§ Do this
Lift every line from the entries that includes the word "poitrine".

>> START

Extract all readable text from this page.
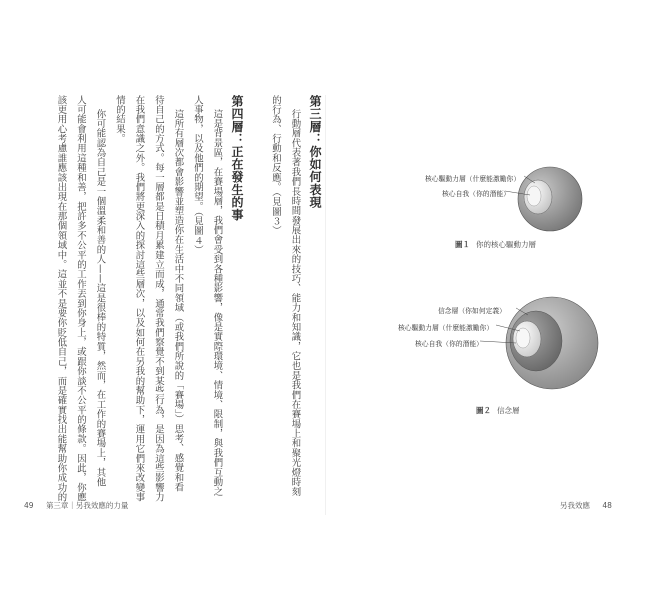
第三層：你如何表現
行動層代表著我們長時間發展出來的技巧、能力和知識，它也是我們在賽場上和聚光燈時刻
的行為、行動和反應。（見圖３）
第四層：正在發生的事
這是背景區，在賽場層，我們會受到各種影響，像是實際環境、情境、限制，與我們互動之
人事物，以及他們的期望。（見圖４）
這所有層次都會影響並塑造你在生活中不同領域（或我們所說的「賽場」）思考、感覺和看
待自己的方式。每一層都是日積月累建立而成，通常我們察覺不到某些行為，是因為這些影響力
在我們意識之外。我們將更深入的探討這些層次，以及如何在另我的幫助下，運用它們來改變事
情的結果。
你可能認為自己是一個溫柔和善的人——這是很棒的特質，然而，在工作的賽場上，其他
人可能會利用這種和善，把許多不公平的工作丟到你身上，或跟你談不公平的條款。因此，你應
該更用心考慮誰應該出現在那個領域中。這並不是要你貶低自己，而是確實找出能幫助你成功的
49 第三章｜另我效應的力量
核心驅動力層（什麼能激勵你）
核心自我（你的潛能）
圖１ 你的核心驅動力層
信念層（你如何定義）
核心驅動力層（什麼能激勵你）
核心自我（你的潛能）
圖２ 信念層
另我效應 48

>> END
>> START

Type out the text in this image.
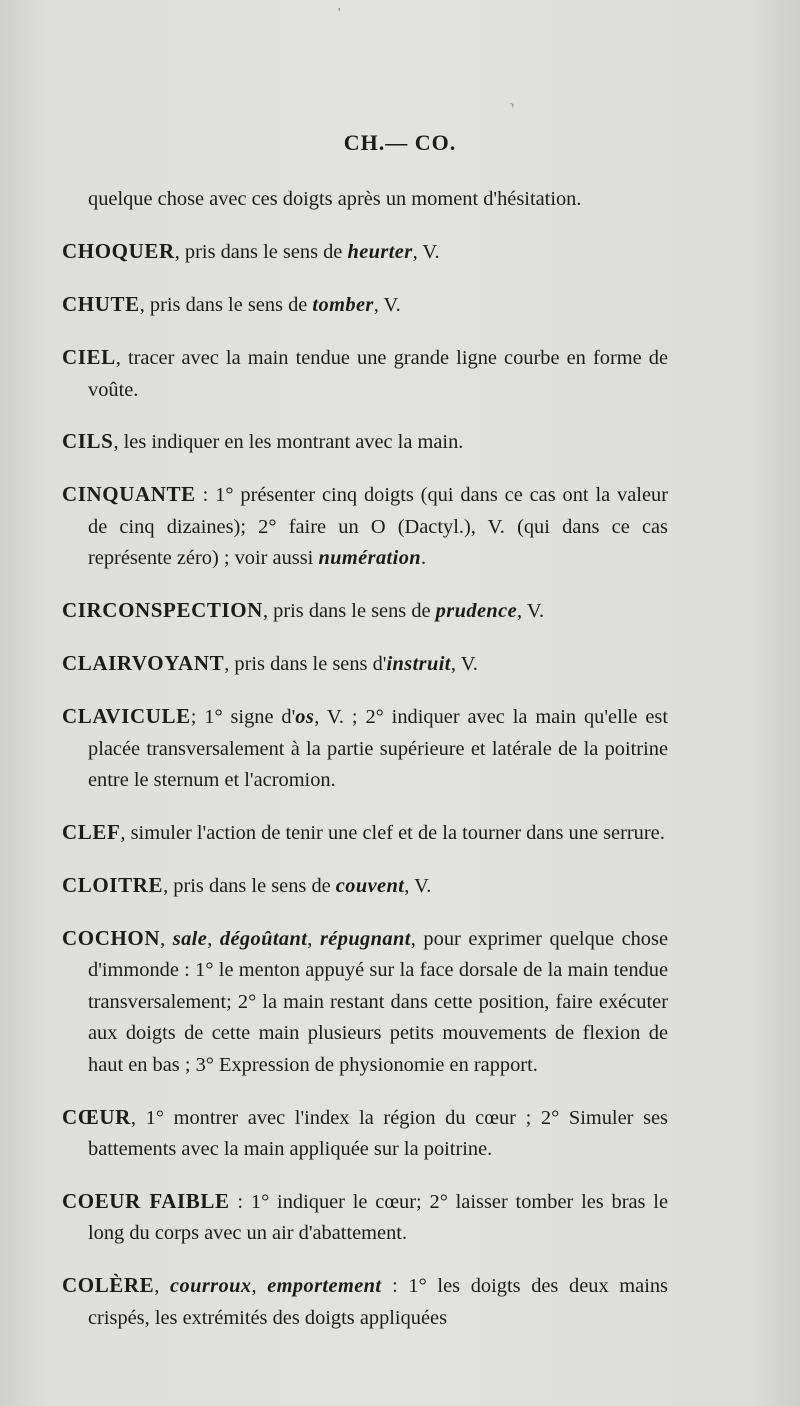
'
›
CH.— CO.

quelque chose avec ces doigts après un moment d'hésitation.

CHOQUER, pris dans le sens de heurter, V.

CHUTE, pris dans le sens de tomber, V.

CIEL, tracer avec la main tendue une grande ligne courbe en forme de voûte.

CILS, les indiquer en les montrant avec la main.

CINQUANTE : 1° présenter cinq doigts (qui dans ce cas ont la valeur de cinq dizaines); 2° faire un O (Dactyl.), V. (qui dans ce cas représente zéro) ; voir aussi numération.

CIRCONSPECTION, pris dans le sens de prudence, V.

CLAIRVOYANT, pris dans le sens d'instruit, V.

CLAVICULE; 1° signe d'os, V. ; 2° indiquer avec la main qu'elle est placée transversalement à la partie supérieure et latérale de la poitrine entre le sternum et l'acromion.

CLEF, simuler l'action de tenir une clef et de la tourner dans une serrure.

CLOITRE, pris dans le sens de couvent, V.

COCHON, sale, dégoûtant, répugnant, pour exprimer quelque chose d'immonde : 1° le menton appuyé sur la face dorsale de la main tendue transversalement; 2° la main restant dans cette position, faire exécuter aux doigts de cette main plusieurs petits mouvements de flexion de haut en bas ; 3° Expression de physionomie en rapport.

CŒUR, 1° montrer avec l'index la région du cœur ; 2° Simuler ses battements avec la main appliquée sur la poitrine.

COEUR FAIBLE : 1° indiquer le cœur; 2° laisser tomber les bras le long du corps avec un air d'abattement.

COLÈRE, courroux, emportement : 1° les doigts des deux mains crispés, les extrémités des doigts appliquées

>> END

§ Output of the exercise
CLAVICULE; 1° signe d'os, V. ; 2° indiquer avec la main qu'elle est placée transversalement à la partie supérieure et latérale de la poitrine entre le sternum et l'acromion.
CŒUR, 1° montrer avec l'index la région du cœur ; 2° Simuler ses battements avec la main appliquée sur la poitrine.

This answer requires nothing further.